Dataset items

·····

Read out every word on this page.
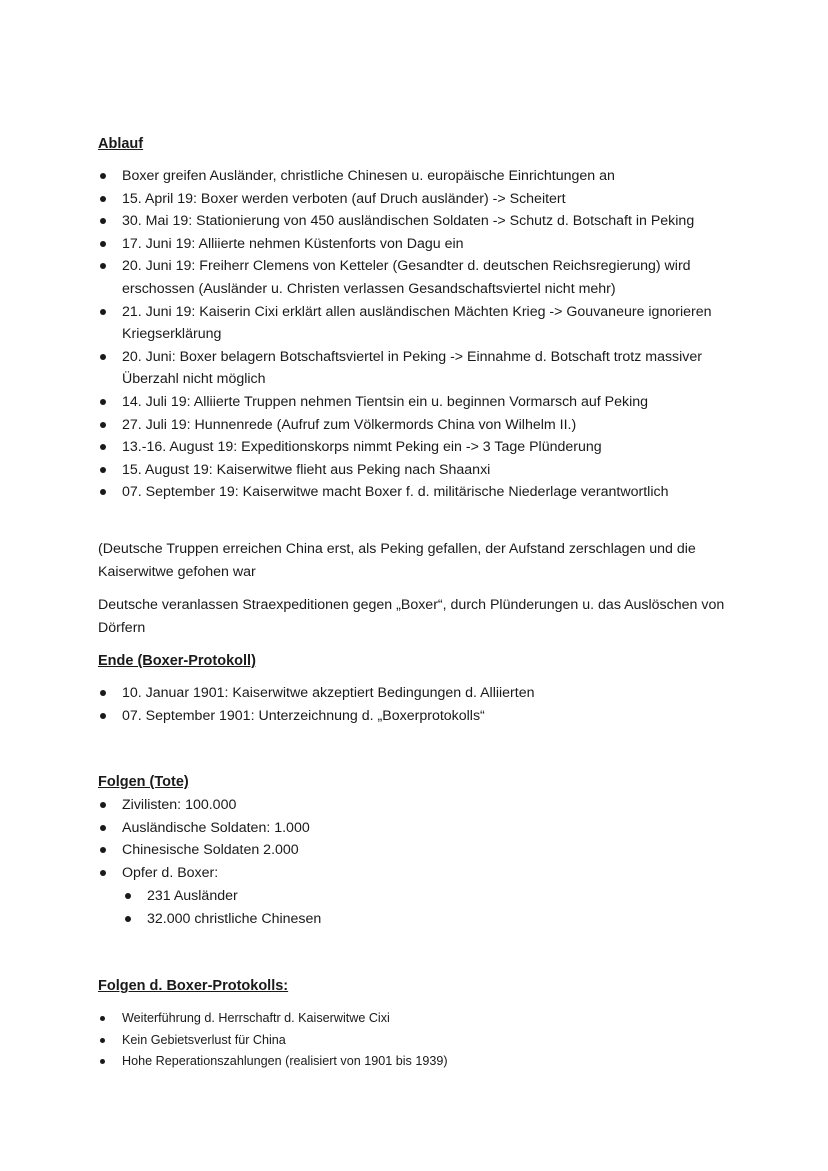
Ablauf
Boxer greifen Ausländer, christliche Chinesen u. europäische Einrichtungen an
15. April 19: Boxer werden verboten (auf Druch ausländer) -> Scheitert
30. Mai 19: Stationierung von 450 ausländischen Soldaten -> Schutz d. Botschaft in Peking
17. Juni 19: Alliierte nehmen Küstenforts von Dagu ein
20. Juni 19: Freiherr Clemens von Ketteler (Gesandter d. deutschen Reichsregierung) wird erschossen (Ausländer u. Christen verlassen Gesandschaftsviertel nicht mehr)
21. Juni 19: Kaiserin Cixi erklärt allen ausländischen Mächten Krieg -> Gouvaneure ignorieren Kriegserklärung
20. Juni: Boxer belagern Botschaftsviertel in Peking -> Einnahme d. Botschaft trotz massiver Überzahl nicht möglich
14. Juli 19: Alliierte Truppen nehmen Tientsin ein u. beginnen Vormarsch auf Peking
27. Juli 19: Hunnenrede (Aufruf zum Völkermords China von Wilhelm II.)
13.-16. August 19: Expeditionskorps nimmt Peking ein -> 3 Tage Plünderung
15. August 19: Kaiserwitwe flieht aus Peking nach Shaanxi
07. September 19: Kaiserwitwe macht Boxer f. d. militärische Niederlage verantwortlich

(Deutsche Truppen erreichen China erst, als Peking gefallen, der Aufstand zerschlagen und die Kaiserwitwe gefohen war

Deutsche veranlassen Straexpeditionen gegen „Boxer“, durch Plünderungen u. das Auslöschen von Dörfern

Ende (Boxer-Protokoll)
10. Januar 1901: Kaiserwitwe akzeptiert Bedingungen d. Alliierten
07. September 1901: Unterzeichnung d. „Boxerprotokolls“
Folgen (Tote)
Zivilisten: 100.000
Ausländische Soldaten: 1.000
Chinesische Soldaten 2.000
Opfer d. Boxer:
231 Ausländer
32.000 christliche Chinesen
Folgen d. Boxer-Protokolls:
Weiterführung d. Herrschaftr d. Kaiserwitwe Cixi
Kein Gebietsverlust für China
Hohe Reperationszahlungen (realisiert von 1901 bis 1939)
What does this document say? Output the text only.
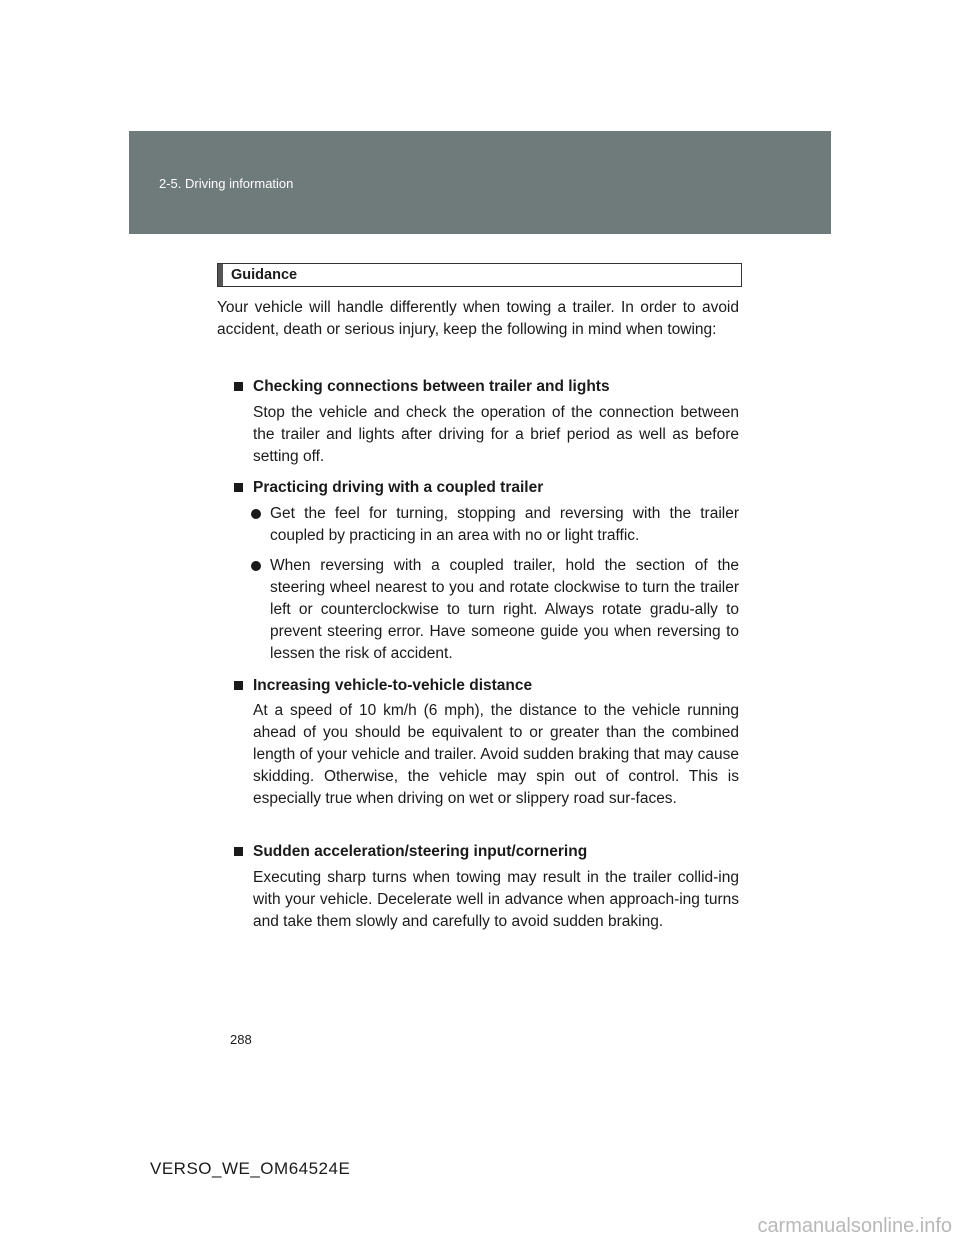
2-5. Driving information
Guidance
Your vehicle will handle differently when towing a trailer. In order to avoid accident, death or serious injury, keep the following in mind when towing:
Checking connections between trailer and lights
Stop the vehicle and check the operation of the connection between the trailer and lights after driving for a brief period as well as before setting off.
Practicing driving with a coupled trailer
Get the feel for turning, stopping and reversing with the trailer coupled by practicing in an area with no or light traffic.
When reversing with a coupled trailer, hold the section of the steering wheel nearest to you and rotate clockwise to turn the trailer left or counterclockwise to turn right. Always rotate gradu-ally to prevent steering error. Have someone guide you when reversing to lessen the risk of accident.
Increasing vehicle-to-vehicle distance
At a speed of 10 km/h (6 mph), the distance to the vehicle running ahead of you should be equivalent to or greater than the combined length of your vehicle and trailer. Avoid sudden braking that may cause skidding. Otherwise, the vehicle may spin out of control. This is especially true when driving on wet or slippery road sur-faces.
Sudden acceleration/steering input/cornering
Executing sharp turns when towing may result in the trailer collid-ing with your vehicle. Decelerate well in advance when approach-ing turns and take them slowly and carefully to avoid sudden braking.
288
VERSO_WE_OM64524E
carmanualsonline.info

·····

SHORT TASK:
Reply with the number of lines in the material above that contain "well", and nothing more.

WORKED ANSWER:
2